§ Set exercise
Read the records and write them out again exactly.

(Records from a collection of figures)
========================================================================

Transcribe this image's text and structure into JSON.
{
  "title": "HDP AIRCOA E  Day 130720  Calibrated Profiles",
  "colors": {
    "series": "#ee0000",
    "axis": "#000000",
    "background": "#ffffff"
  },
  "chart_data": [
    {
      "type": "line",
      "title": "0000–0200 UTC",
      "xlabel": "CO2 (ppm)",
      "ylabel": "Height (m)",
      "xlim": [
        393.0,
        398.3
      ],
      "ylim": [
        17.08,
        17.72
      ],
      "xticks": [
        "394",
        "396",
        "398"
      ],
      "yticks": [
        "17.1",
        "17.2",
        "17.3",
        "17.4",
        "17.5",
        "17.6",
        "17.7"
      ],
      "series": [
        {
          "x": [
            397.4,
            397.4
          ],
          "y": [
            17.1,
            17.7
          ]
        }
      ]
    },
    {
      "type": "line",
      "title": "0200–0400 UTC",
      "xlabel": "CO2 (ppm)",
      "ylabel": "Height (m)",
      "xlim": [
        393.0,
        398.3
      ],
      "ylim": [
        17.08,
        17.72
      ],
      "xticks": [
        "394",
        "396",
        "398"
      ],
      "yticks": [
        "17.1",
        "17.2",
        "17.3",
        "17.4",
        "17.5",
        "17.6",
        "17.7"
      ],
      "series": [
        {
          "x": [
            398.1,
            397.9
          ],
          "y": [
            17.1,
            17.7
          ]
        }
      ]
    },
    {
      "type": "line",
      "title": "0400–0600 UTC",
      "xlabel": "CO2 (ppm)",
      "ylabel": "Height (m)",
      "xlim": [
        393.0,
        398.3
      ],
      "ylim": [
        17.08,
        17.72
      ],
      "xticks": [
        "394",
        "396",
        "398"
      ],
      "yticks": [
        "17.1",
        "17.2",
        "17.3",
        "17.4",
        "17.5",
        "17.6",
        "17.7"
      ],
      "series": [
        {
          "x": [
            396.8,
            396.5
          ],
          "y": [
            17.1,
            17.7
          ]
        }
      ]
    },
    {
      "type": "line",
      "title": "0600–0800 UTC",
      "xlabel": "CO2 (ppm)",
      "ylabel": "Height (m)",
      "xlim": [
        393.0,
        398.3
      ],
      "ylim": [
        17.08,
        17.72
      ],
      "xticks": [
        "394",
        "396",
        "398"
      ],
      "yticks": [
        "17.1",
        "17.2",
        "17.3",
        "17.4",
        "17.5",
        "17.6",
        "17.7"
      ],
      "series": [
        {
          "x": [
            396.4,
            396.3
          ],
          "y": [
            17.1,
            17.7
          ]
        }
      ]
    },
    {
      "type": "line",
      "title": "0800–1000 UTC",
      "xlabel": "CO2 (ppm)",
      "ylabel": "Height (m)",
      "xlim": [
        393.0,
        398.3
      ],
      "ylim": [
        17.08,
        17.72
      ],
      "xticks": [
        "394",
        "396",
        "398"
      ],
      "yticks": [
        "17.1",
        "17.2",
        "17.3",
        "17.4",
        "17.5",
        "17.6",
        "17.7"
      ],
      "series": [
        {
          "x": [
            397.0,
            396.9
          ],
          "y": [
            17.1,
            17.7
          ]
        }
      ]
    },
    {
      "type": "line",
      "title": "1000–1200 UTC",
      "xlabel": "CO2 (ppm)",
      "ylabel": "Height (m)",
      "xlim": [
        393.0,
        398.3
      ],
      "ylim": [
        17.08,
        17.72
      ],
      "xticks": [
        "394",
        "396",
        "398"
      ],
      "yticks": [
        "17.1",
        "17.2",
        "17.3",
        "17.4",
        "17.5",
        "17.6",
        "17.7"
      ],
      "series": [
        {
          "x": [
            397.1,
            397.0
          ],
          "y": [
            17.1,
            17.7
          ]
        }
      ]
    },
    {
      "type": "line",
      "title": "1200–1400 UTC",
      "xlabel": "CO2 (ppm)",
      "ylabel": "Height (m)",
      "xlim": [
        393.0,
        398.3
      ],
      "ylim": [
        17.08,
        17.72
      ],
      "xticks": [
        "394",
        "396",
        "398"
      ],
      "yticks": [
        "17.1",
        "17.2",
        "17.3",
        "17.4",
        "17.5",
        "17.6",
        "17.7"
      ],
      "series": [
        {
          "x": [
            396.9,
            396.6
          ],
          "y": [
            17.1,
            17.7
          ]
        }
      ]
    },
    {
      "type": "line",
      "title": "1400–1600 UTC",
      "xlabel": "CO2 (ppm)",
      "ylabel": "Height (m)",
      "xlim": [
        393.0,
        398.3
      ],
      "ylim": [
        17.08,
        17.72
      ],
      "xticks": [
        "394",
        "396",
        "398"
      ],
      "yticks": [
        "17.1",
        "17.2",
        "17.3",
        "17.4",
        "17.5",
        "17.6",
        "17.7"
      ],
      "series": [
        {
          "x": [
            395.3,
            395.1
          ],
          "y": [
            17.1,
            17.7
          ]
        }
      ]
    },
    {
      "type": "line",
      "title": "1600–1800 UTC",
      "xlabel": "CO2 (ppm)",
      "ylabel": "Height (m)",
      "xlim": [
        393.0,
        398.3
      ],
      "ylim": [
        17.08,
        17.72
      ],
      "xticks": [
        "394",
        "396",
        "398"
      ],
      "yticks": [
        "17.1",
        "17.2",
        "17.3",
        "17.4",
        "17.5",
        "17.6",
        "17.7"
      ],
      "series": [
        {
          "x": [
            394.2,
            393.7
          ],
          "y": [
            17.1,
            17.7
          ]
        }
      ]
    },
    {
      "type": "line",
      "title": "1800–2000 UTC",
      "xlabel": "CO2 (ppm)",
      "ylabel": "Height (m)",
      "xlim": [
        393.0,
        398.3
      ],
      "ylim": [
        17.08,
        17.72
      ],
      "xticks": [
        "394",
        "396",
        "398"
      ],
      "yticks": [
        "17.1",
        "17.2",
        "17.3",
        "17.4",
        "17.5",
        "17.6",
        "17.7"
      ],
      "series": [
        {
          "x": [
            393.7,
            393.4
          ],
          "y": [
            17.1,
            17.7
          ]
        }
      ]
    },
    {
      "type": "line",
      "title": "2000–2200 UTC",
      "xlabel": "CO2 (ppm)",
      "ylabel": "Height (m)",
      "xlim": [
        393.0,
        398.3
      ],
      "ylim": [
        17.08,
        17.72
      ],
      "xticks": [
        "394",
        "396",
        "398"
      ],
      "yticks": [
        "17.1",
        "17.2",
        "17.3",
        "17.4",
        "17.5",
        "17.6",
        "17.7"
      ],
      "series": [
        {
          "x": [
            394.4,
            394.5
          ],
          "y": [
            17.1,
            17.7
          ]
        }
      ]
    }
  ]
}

========================================================================

§ Written answer
Transcribe this image's text and structure into JSON.
{
  "title": "HDP AIRCOA E  Day 130720  Calibrated Profiles",
  "colors": {
    "series": "#ee0000",
    "axis": "#000000",
    "background": "#ffffff"
  },
  "chart_data": [
    {
      "type": "line",
      "title": "0000–0200 UTC",
      "xlabel": "CO2 (ppm)",
      "ylabel": "Height (m)",
      "xlim": [
        393.0,
        398.3
      ],
      "ylim": [
        17.08,
        17.72
      ],
      "xticks": [
        "394",
        "396",
        "398"
      ],
      "yticks": [
        "17.1",
        "17.2",
        "17.3",
        "17.4",
        "17.5",
        "17.6",
        "17.7"
      ],
      "series": [
        {
          "x": [
            397.4,
            397.4
          ],
          "y": [
            17.1,
            17.7
          ]
        }
      ]
    },
    {
      "type": "line",
      "title": "0200–0400 UTC",
      "xlabel": "CO2 (ppm)",
      "ylabel": "Height (m)",
      "xlim": [
        393.0,
        398.3
      ],
      "ylim": [
        17.08,
        17.72
      ],
      "xticks": [
        "394",
        "396",
        "398"
      ],
      "yticks": [
        "17.1",
        "17.2",
        "17.3",
        "17.4",
        "17.5",
        "17.6",
        "17.7"
      ],
      "series": [
        {
          "x": [
            398.1,
            397.9
          ],
          "y": [
            17.1,
            17.7
          ]
        }
      ]
    },
    {
      "type": "line",
      "title": "0400–0600 UTC",
      "xlabel": "CO2 (ppm)",
      "ylabel": "Height (m)",
      "xlim": [
        393.0,
        398.3
      ],
      "ylim": [
        17.08,
        17.72
      ],
      "xticks": [
        "394",
        "396",
        "398"
      ],
      "yticks": [
        "17.1",
        "17.2",
        "17.3",
        "17.4",
        "17.5",
        "17.6",
        "17.7"
      ],
      "series": [
        {
          "x": [
            396.8,
            396.5
          ],
          "y": [
            17.1,
            17.7
          ]
        }
      ]
    },
    {
      "type": "line",
      "title": "0600–0800 UTC",
      "xlabel": "CO2 (ppm)",
      "ylabel": "Height (m)",
      "xlim": [
        393.0,
        398.3
      ],
      "ylim": [
        17.08,
        17.72
      ],
      "xticks": [
        "394",
        "396",
        "398"
      ],
      "yticks": [
        "17.1",
        "17.2",
        "17.3",
        "17.4",
        "17.5",
        "17.6",
        "17.7"
      ],
      "series": [
        {
          "x": [
            396.4,
            396.3
          ],
          "y": [
            17.1,
            17.7
          ]
        }
      ]
    },
    {
      "type": "line",
      "title": "0800–1000 UTC",
      "xlabel": "CO2 (ppm)",
      "ylabel": "Height (m)",
      "xlim": [
        393.0,
        398.3
      ],
      "ylim": [
        17.08,
        17.72
      ],
      "xticks": [
        "394",
        "396",
        "398"
      ],
      "yticks": [
        "17.1",
        "17.2",
        "17.3",
        "17.4",
        "17.5",
        "17.6",
        "17.7"
      ],
      "series": [
        {
          "x": [
            397.0,
            396.9
          ],
          "y": [
            17.1,
            17.7
          ]
        }
      ]
    },
    {
      "type": "line",
      "title": "1000–1200 UTC",
      "xlabel": "CO2 (ppm)",
      "ylabel": "Height (m)",
      "xlim": [
        393.0,
        398.3
      ],
      "ylim": [
        17.08,
        17.72
      ],
      "xticks": [
        "394",
        "396",
        "398"
      ],
      "yticks": [
        "17.1",
        "17.2",
        "17.3",
        "17.4",
        "17.5",
        "17.6",
        "17.7"
      ],
      "series": [
        {
          "x": [
            397.1,
            397.0
          ],
          "y": [
            17.1,
            17.7
          ]
        }
      ]
    },
    {
      "type": "line",
      "title": "1200–1400 UTC",
      "xlabel": "CO2 (ppm)",
      "ylabel": "Height (m)",
      "xlim": [
        393.0,
        398.3
      ],
      "ylim": [
        17.08,
        17.72
      ],
      "xticks": [
        "394",
        "396",
        "398"
      ],
      "yticks": [
        "17.1",
        "17.2",
        "17.3",
        "17.4",
        "17.5",
        "17.6",
        "17.7"
      ],
      "series": [
        {
          "x": [
            396.9,
            396.6
          ],
          "y": [
            17.1,
            17.7
          ]
        }
      ]
    },
    {
      "type": "line",
      "title": "1400–1600 UTC",
      "xlabel": "CO2 (ppm)",
      "ylabel": "Height (m)",
      "xlim": [
        393.0,
        398.3
      ],
      "ylim": [
        17.08,
        17.72
      ],
      "xticks": [
        "394",
        "396",
        "398"
      ],
      "yticks": [
        "17.1",
        "17.2",
        "17.3",
        "17.4",
        "17.5",
        "17.6",
        "17.7"
      ],
      "series": [
        {
          "x": [
            395.3,
            395.1
          ],
          "y": [
            17.1,
            17.7
          ]
        }
      ]
    },
    {
      "type": "line",
      "title": "1600–1800 UTC",
      "xlabel": "CO2 (ppm)",
      "ylabel": "Height (m)",
      "xlim": [
        393.0,
        398.3
      ],
      "ylim": [
        17.08,
        17.72
      ],
      "xticks": [
        "394",
        "396",
        "398"
      ],
      "yticks": [
        "17.1",
        "17.2",
        "17.3",
        "17.4",
        "17.5",
        "17.6",
        "17.7"
      ],
      "series": [
        {
          "x": [
            394.2,
            393.7
          ],
          "y": [
            17.1,
            17.7
          ]
        }
      ]
    },
    {
      "type": "line",
      "title": "1800–2000 UTC",
      "xlabel": "CO2 (ppm)",
      "ylabel": "Height (m)",
      "xlim": [
        393.0,
        398.3
      ],
      "ylim": [
        17.08,
        17.72
      ],
      "xticks": [
        "394",
        "396",
        "398"
      ],
      "yticks": [
        "17.1",
        "17.2",
        "17.3",
        "17.4",
        "17.5",
        "17.6",
        "17.7"
      ],
      "series": [
        {
          "x": [
            393.7,
            393.4
          ],
          "y": [
            17.1,
            17.7
          ]
        }
      ]
    },
    {
      "type": "line",
      "title": "2000–2200 UTC",
      "xlabel": "CO2 (ppm)",
      "ylabel": "Height (m)",
      "xlim": [
        393.0,
        398.3
      ],
      "ylim": [
        17.08,
        17.72
      ],
      "xticks": [
        "394",
        "396",
        "398"
      ],
      "yticks": [
        "17.1",
        "17.2",
        "17.3",
        "17.4",
        "17.5",
        "17.6",
        "17.7"
      ],
      "series": [
        {
          "x": [
            394.4,
            394.5
          ],
          "y": [
            17.1,
            17.7
          ]
        }
      ]
    }
  ]
}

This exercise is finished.